◆ Directive
Restate the entries word for word, omitting nothing.
• • • • • • •
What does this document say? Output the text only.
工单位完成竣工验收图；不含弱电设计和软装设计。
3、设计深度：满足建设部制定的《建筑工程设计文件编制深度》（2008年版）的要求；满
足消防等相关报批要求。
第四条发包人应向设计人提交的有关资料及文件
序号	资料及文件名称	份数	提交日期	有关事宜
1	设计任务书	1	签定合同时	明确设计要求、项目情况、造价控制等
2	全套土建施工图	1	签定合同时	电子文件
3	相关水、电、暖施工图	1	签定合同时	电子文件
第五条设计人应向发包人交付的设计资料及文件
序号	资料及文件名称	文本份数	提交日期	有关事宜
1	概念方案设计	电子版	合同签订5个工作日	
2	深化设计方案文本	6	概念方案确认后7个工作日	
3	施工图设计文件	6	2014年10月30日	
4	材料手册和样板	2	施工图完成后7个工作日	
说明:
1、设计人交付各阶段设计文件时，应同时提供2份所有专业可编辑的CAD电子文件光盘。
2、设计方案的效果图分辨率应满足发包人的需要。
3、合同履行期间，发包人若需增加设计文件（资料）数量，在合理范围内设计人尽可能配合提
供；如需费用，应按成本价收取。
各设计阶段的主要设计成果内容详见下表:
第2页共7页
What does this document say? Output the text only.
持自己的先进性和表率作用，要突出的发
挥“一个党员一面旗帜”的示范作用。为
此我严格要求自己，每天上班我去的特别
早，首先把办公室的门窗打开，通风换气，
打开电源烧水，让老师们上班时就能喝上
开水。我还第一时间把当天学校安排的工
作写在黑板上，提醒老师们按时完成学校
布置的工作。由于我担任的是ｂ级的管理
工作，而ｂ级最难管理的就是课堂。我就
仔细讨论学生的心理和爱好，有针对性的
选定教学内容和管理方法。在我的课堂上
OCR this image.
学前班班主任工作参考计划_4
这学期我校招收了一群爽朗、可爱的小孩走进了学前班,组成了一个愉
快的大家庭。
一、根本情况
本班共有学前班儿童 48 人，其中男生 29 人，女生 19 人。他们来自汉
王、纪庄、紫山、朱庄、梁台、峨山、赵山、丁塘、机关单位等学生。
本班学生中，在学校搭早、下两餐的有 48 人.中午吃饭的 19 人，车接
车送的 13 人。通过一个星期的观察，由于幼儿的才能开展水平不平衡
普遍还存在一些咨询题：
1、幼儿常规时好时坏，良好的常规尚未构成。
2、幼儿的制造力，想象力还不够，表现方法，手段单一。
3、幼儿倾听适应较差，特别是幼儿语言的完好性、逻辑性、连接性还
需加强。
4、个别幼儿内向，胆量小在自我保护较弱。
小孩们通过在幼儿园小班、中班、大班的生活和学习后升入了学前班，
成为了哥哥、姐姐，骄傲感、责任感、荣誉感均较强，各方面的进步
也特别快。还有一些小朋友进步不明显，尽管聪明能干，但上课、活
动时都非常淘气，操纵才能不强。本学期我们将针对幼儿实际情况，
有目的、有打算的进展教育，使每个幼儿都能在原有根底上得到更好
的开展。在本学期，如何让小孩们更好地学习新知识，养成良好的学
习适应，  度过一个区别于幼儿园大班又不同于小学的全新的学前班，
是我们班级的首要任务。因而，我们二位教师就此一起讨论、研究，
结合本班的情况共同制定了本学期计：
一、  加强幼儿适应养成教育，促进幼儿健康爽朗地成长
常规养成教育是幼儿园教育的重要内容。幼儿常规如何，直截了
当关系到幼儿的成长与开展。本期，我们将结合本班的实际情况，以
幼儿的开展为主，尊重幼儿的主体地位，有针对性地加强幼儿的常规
• • • • • • •
◆ Solution below
What does this document say? Output the text only.
工单位完成竣工验收图；不含弱电设计和软装设计。
3、设计深度：满足建设部制定的《建筑工程设计文件编制深度》（2008年版）的要求；满
足消防等相关报批要求。
第四条发包人应向设计人提交的有关资料及文件
序号	资料及文件名称	份数	提交日期	有关事宜
1	设计任务书	1	签定合同时	明确设计要求、项目情况、造价控制等
2	全套土建施工图	1	签定合同时	电子文件
3	相关水、电、暖施工图	1	签定合同时	电子文件
第五条设计人应向发包人交付的设计资料及文件
序号	资料及文件名称	文本份数	提交日期	有关事宜
1	概念方案设计	电子版	合同签订5个工作日	
2	深化设计方案文本	6	概念方案确认后7个工作日	
3	施工图设计文件	6	2014年10月30日	
4	材料手册和样板	2	施工图完成后7个工作日	
说明:
1、设计人交付各阶段设计文件时，应同时提供2份所有专业可编辑的CAD电子文件光盘。
2、设计方案的效果图分辨率应满足发包人的需要。
3、合同履行期间，发包人若需增加设计文件（资料）数量，在合理范围内设计人尽可能配合提
供；如需费用，应按成本价收取。
各设计阶段的主要设计成果内容详见下表:
第2页共7页
What does this document say? Output the text only.
持自己的先进性和表率作用，要突出的发
挥“一个党员一面旗帜”的示范作用。为
此我严格要求自己，每天上班我去的特别
早，首先把办公室的门窗打开，通风换气，
打开电源烧水，让老师们上班时就能喝上
开水。我还第一时间把当天学校安排的工
作写在黑板上，提醒老师们按时完成学校
布置的工作。由于我担任的是ｂ级的管理
工作，而ｂ级最难管理的就是课堂。我就
仔细讨论学生的心理和爱好，有针对性的
选定教学内容和管理方法。在我的课堂上
OCR this image.
学前班班主任工作参考计划_4
这学期我校招收了一群爽朗、可爱的小孩走进了学前班,组成了一个愉
快的大家庭。
一、根本情况
本班共有学前班儿童 48 人，其中男生 29 人，女生 19 人。他们来自汉
王、纪庄、紫山、朱庄、梁台、峨山、赵山、丁塘、机关单位等学生。
本班学生中，在学校搭早、下两餐的有 48 人.中午吃饭的 19 人，车接
车送的 13 人。通过一个星期的观察，由于幼儿的才能开展水平不平衡
普遍还存在一些咨询题：
1、幼儿常规时好时坏，良好的常规尚未构成。
2、幼儿的制造力，想象力还不够，表现方法，手段单一。
3、幼儿倾听适应较差，特别是幼儿语言的完好性、逻辑性、连接性还
需加强。
4、个别幼儿内向，胆量小在自我保护较弱。
小孩们通过在幼儿园小班、中班、大班的生活和学习后升入了学前班，
成为了哥哥、姐姐，骄傲感、责任感、荣誉感均较强，各方面的进步
也特别快。还有一些小朋友进步不明显，尽管聪明能干，但上课、活
动时都非常淘气，操纵才能不强。本学期我们将针对幼儿实际情况，
有目的、有打算的进展教育，使每个幼儿都能在原有根底上得到更好
的开展。在本学期，如何让小孩们更好地学习新知识，养成良好的学
习适应，  度过一个区别于幼儿园大班又不同于小学的全新的学前班，
是我们班级的首要任务。因而，我们二位教师就此一起讨论、研究，
结合本班的情况共同制定了本学期计：
一、  加强幼儿适应养成教育，促进幼儿健康爽朗地成长
常规养成教育是幼儿园教育的重要内容。幼儿常规如何，直截了
当关系到幼儿的成长与开展。本期，我们将结合本班的实际情况，以
幼儿的开展为主，尊重幼儿的主体地位，有针对性地加强幼儿的常规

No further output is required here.